### TASK DESCRIPTION
Scan the data below for the string "name". Show every line where it turns up.

□ □ □ □ □

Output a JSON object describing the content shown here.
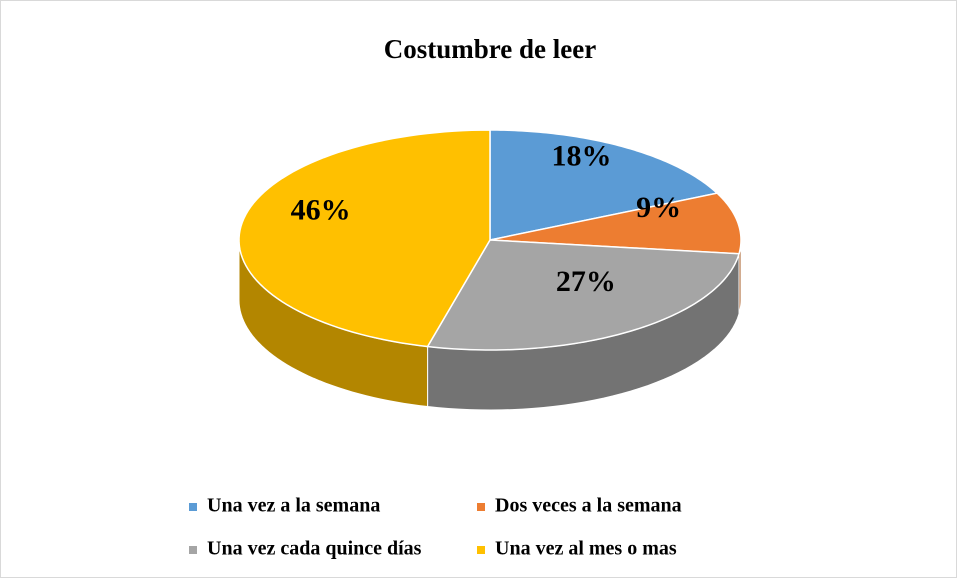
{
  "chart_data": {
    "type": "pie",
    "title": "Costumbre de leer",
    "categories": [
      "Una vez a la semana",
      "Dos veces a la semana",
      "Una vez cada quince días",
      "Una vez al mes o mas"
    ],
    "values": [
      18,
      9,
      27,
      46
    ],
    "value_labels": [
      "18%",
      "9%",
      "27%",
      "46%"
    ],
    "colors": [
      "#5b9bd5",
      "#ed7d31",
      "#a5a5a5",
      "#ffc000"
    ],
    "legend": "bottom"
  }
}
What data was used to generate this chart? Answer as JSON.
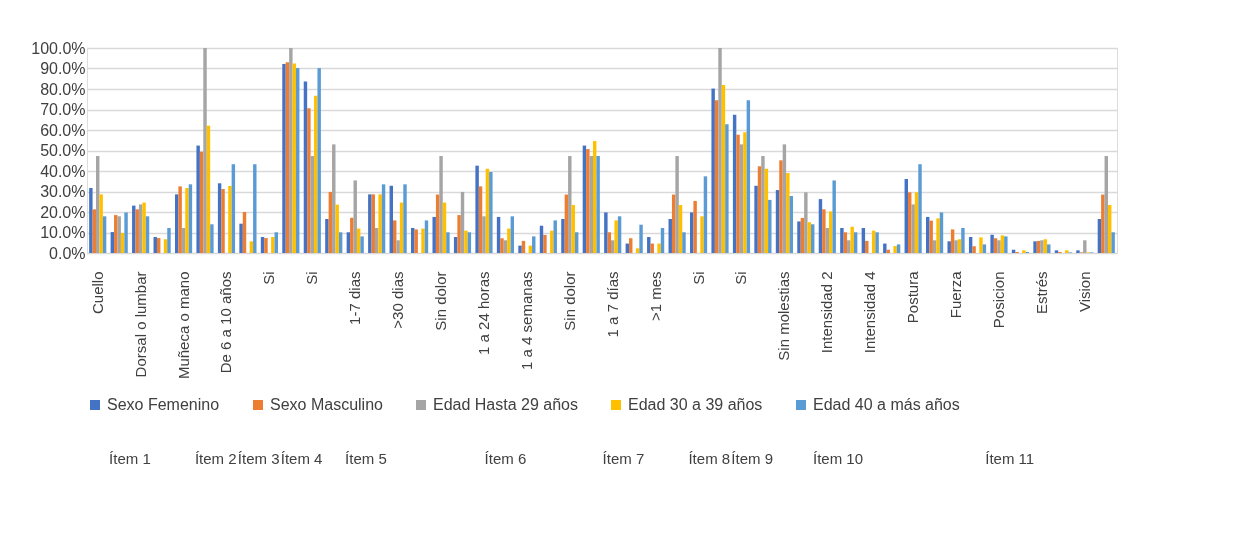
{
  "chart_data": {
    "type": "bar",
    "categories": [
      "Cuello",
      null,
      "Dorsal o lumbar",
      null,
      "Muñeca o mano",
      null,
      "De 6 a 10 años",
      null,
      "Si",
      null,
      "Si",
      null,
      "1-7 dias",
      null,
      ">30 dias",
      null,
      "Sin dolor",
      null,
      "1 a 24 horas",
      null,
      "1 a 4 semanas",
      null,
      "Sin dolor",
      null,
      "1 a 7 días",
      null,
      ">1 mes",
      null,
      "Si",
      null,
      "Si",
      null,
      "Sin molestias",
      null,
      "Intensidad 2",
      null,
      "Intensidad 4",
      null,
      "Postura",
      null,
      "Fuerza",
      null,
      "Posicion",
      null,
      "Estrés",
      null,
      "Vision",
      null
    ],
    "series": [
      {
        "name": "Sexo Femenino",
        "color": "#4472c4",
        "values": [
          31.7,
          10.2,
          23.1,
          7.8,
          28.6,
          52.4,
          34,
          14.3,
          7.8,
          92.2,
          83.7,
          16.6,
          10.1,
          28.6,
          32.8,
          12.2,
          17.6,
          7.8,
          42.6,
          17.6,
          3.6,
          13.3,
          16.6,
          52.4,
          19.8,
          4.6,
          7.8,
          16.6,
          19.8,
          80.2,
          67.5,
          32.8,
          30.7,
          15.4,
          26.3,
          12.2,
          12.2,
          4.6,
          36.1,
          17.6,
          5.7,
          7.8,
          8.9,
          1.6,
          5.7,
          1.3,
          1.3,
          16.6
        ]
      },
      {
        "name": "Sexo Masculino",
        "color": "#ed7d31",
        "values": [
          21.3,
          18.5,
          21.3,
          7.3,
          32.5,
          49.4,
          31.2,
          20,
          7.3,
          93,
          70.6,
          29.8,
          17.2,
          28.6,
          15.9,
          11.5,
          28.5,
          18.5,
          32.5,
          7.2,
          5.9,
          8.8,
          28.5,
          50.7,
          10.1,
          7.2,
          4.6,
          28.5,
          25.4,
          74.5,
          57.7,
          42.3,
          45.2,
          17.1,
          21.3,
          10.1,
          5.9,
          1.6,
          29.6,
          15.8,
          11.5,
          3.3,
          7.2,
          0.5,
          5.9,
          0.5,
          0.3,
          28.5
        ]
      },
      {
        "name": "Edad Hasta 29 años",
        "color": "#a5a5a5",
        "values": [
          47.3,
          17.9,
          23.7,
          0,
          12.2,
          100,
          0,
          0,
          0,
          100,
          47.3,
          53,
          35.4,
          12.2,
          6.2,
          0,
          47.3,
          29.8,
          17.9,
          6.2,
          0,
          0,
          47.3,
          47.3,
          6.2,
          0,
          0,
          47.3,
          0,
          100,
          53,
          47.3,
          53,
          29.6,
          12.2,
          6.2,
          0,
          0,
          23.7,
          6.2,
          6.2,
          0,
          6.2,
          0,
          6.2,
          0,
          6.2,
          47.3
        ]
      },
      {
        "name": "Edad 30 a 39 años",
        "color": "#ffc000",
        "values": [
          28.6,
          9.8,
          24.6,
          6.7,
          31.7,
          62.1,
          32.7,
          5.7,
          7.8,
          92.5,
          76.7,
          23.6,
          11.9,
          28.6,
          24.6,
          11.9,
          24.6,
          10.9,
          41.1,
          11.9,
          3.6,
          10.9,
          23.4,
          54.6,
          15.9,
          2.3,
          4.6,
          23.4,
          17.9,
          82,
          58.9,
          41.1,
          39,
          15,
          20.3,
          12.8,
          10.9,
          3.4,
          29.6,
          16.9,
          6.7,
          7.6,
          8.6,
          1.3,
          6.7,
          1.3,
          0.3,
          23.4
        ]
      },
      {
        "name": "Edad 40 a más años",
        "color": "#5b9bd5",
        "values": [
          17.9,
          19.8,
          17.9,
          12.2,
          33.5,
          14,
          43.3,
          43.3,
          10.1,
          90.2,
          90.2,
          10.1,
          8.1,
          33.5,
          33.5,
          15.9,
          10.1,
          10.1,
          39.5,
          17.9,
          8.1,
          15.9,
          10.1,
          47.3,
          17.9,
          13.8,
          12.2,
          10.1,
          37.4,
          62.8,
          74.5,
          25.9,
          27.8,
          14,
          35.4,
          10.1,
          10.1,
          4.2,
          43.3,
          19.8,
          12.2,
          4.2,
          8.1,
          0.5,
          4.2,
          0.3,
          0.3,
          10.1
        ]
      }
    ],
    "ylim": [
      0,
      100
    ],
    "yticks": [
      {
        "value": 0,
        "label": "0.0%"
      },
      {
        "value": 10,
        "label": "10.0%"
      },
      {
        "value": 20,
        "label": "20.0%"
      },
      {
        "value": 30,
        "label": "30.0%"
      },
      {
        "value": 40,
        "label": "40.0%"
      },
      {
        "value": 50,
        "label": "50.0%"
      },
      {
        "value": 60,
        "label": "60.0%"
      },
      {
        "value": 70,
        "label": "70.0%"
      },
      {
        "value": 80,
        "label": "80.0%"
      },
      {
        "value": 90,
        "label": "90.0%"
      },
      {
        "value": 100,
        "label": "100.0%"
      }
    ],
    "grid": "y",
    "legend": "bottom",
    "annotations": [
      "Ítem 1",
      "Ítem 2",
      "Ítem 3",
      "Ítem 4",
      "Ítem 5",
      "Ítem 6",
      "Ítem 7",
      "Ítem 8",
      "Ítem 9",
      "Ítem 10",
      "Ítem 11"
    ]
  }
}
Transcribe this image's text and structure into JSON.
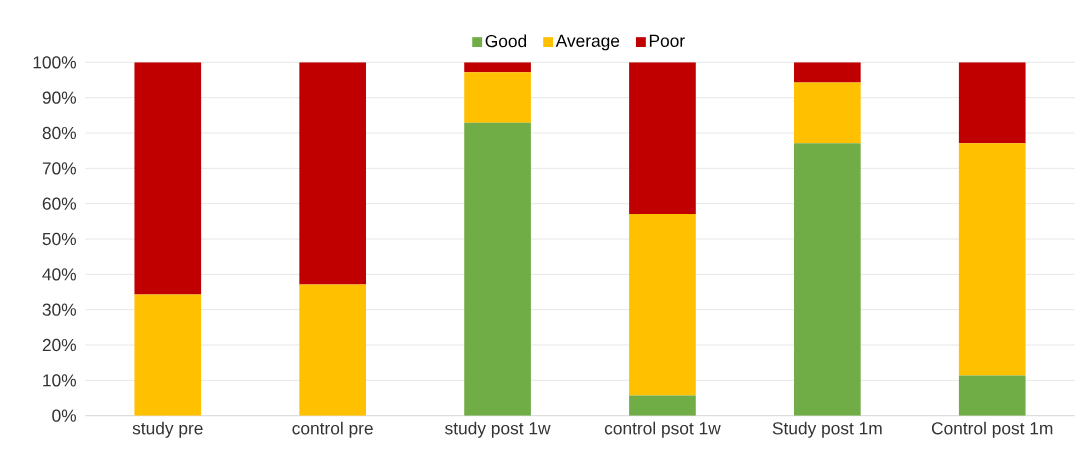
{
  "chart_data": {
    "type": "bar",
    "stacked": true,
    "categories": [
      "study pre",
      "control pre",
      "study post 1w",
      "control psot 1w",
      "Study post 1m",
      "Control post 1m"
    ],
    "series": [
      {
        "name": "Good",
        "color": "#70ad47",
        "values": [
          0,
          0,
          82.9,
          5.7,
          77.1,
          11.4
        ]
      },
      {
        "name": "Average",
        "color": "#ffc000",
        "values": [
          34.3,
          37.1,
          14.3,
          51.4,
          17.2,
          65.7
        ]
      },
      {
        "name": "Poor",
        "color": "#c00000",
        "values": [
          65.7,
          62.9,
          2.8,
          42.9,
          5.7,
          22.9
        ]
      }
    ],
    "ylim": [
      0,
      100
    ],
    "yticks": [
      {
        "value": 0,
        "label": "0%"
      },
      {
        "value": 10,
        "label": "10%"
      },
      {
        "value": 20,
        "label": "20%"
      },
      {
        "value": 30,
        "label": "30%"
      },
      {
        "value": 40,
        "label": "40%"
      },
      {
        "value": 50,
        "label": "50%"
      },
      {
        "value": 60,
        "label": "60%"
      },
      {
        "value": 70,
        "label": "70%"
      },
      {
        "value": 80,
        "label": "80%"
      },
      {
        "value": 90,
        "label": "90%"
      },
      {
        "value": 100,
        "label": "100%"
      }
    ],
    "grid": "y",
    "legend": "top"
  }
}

□ □ □ □ □

### WORKED SOLUTION
        "name": "Sexo Femenino",
        "name": "Sexo Masculino",
        "name": "Edad Hasta 29 años",
        "name": "Edad 30 a 39 años",
        "name": "Edad 40 a más años",
        "name": "Good",
        "name": "Average",
        "name": "Poor",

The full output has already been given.